Input for this task
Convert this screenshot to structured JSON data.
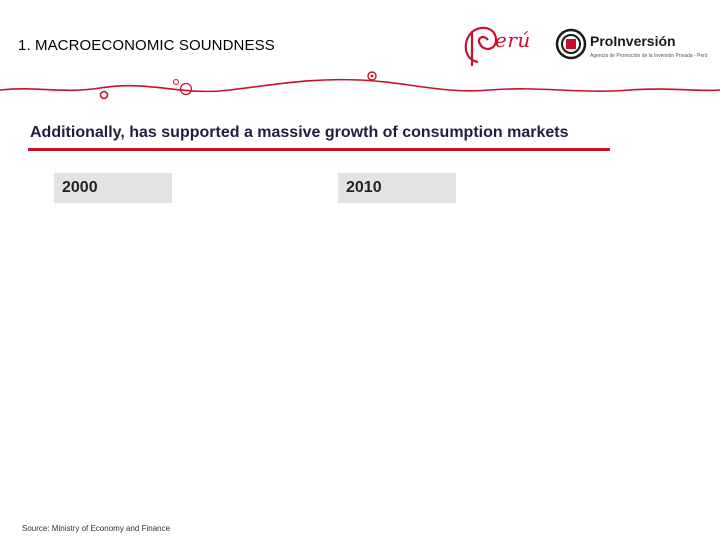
{
  "slide": {
    "title": "1. MACROECONOMIC SOUNDNESS",
    "subtitle": "Additionally, has supported a massive growth of consumption markets",
    "source": "Source: Ministry of Economy and Finance"
  },
  "years": {
    "left": "2000",
    "right": "2010"
  },
  "logos": {
    "peru": "erú",
    "proinversion_name": "ProInversión",
    "proinversion_tagline": "Agencia de Promoción de la Inversión Privada - Perú"
  },
  "colors": {
    "accent_red": "#c8102e",
    "year_box_bg": "#e3e3e3"
  }
}
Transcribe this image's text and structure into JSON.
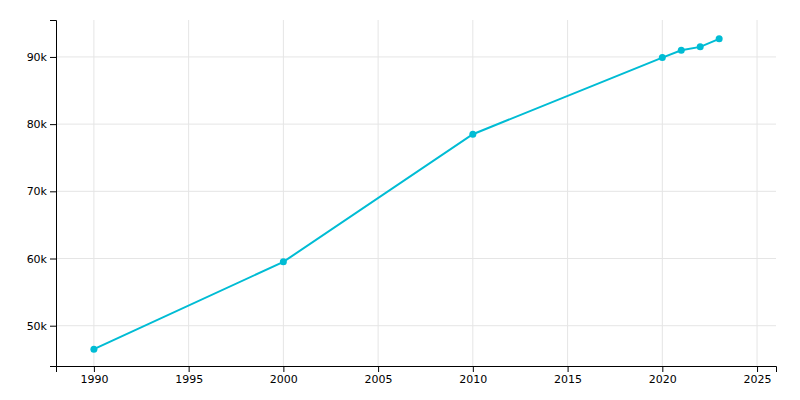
{
  "chart_data": {
    "type": "line",
    "x": [
      1990,
      2000,
      2010,
      2020,
      2021,
      2022,
      2023
    ],
    "values": [
      46500,
      59500,
      78500,
      89900,
      91000,
      91500,
      92700
    ],
    "color": "#00bcd4",
    "marker": "circle",
    "xlim": [
      1988,
      2026
    ],
    "ylim": [
      44000,
      95500
    ],
    "xticks": [
      1990,
      1995,
      2000,
      2005,
      2010,
      2015,
      2020,
      2025
    ],
    "yticks": [
      {
        "value": 50000,
        "label": "50k"
      },
      {
        "value": 60000,
        "label": "60k"
      },
      {
        "value": 70000,
        "label": "70k"
      },
      {
        "value": 80000,
        "label": "80k"
      },
      {
        "value": 90000,
        "label": "90k"
      }
    ],
    "grid": true
  }
}
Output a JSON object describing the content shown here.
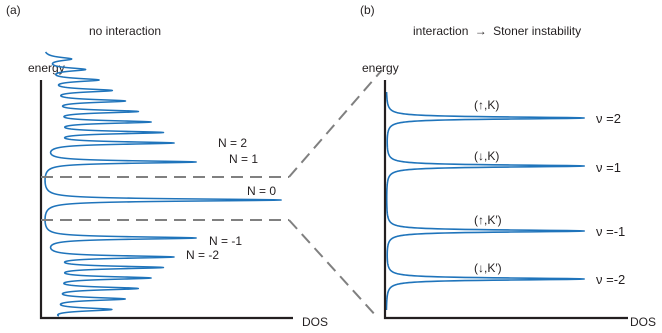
{
  "panel_a": {
    "tag": "(a)",
    "title": "no interaction",
    "ylabel": "energy",
    "xlabel": "DOS",
    "levels": [
      {
        "label": "N = 2",
        "index": 2
      },
      {
        "label": "N = 1",
        "index": 1
      },
      {
        "label": "N = 0",
        "index": 0
      },
      {
        "label": "N = -1",
        "index": -1
      },
      {
        "label": "N = -2",
        "index": -2
      }
    ]
  },
  "panel_b": {
    "tag": "(b)",
    "title_left": "interaction",
    "title_arrow": "→",
    "title_right": "Stoner instability",
    "ylabel": "energy",
    "xlabel": "DOS",
    "peaks": [
      {
        "state": "(↑,K)",
        "nu": "ν =2"
      },
      {
        "state": "(↓,K)",
        "nu": "ν =1"
      },
      {
        "state": "(↑,K′)",
        "nu": "ν =-1"
      },
      {
        "state": "(↓,K′)",
        "nu": "ν =-2"
      }
    ]
  },
  "colors": {
    "trace": "#1f74bb",
    "axis": "#231f20",
    "guide": "#808080"
  }
}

Exercise details
Find the lines holding "interaction" and list every one.

Result
    "title": "no interaction",
    "title_left": "interaction",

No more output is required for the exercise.